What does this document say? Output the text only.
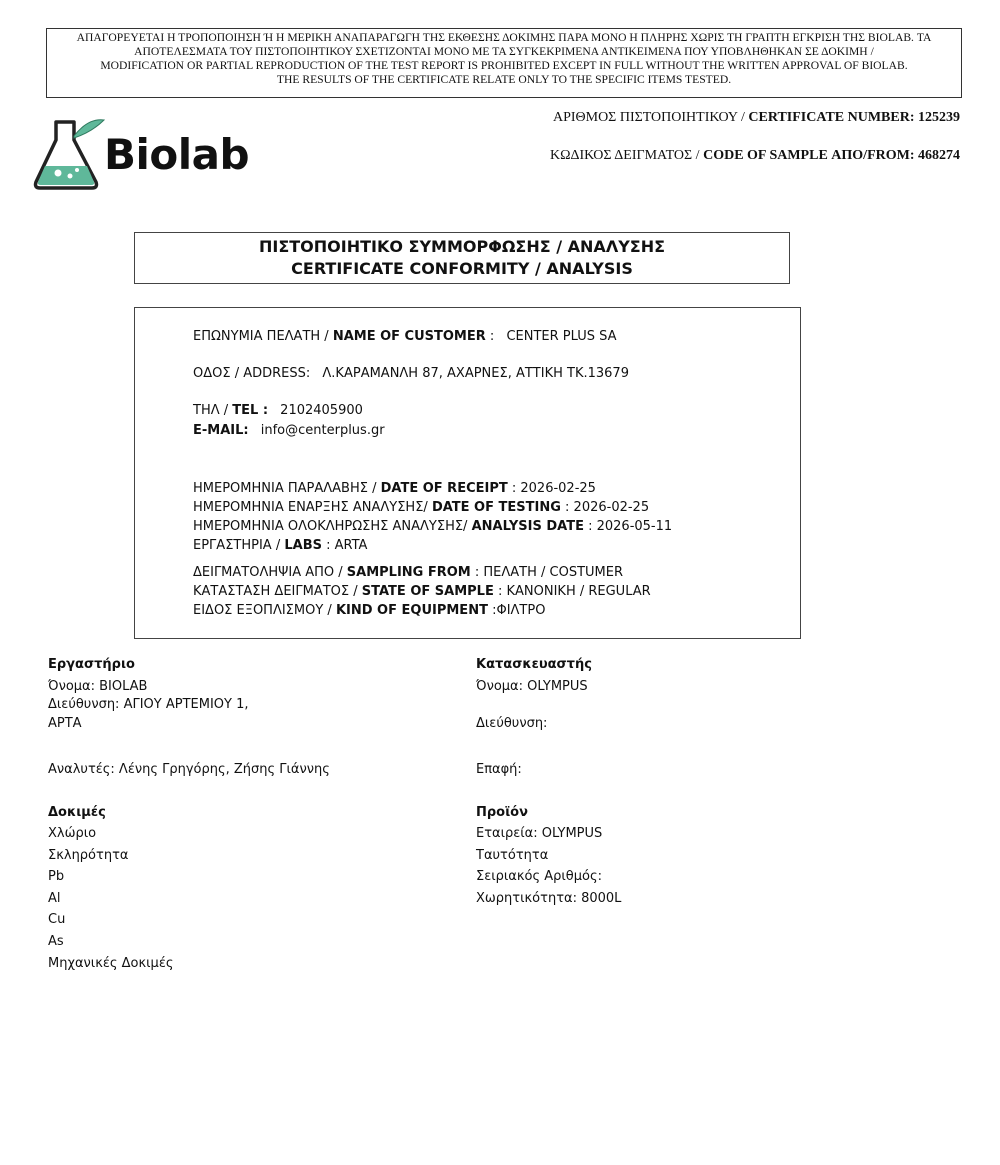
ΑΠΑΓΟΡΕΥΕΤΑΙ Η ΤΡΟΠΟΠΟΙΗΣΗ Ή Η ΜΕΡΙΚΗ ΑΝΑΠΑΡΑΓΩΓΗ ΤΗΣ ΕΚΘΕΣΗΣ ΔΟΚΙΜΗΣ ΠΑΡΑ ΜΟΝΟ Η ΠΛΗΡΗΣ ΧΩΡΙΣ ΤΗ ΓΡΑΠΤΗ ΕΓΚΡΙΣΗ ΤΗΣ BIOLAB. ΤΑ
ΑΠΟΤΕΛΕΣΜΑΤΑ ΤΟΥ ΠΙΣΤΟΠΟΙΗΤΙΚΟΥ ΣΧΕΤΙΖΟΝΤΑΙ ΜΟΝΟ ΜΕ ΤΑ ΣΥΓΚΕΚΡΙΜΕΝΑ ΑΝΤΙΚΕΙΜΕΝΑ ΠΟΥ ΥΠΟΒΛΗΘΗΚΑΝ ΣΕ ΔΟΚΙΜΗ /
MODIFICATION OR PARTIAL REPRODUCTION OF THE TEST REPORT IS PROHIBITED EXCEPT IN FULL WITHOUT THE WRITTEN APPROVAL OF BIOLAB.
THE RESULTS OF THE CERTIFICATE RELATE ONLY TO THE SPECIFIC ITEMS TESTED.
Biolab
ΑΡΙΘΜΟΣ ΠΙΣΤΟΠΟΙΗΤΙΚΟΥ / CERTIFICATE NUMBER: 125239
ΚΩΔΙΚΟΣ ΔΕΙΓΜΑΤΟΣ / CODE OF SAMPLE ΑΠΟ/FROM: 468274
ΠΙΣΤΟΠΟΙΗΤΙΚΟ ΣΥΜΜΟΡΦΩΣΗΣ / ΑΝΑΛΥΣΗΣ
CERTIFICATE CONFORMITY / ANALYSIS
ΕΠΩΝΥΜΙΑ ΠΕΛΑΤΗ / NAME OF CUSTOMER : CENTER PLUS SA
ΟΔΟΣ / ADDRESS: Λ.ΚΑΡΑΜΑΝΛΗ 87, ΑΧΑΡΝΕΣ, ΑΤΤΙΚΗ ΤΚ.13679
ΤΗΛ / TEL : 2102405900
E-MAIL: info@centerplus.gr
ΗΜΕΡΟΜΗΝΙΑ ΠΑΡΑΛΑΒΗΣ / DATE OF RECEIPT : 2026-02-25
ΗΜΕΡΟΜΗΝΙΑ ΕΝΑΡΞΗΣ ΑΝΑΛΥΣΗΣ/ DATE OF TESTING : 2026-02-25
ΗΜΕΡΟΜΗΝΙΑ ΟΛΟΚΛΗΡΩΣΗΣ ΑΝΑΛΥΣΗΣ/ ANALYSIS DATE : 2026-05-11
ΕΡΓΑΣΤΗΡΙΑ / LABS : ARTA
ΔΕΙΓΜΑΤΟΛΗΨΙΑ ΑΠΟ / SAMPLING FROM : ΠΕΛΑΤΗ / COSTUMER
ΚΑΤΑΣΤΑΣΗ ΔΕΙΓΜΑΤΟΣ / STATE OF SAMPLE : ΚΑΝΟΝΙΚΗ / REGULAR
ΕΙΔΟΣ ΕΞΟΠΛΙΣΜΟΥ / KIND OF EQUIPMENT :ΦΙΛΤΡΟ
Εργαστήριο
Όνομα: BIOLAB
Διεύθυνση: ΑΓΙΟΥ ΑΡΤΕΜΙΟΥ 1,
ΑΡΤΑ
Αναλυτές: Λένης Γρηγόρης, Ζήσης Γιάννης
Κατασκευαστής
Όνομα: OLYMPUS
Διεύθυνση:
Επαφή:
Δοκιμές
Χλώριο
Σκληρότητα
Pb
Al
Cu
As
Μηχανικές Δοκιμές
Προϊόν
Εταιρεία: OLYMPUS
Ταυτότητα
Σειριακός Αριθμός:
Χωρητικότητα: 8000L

==

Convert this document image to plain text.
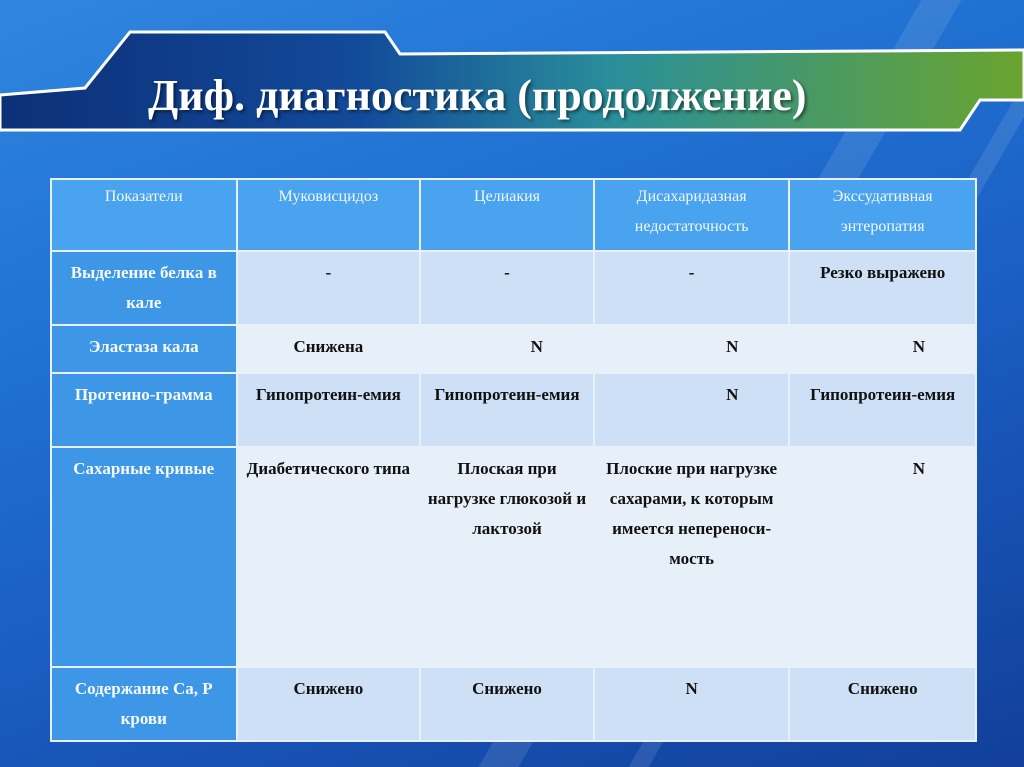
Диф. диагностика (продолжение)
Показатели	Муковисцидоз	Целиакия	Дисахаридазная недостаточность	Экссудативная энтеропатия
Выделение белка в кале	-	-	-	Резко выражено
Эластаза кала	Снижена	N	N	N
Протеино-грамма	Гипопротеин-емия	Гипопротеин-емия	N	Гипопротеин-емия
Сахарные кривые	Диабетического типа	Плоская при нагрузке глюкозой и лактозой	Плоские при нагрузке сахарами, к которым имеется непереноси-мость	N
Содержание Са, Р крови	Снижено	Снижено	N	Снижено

**Task:**
Say how many lines in the listing above include "document". Give nothing but the number.

**Written solution:**
2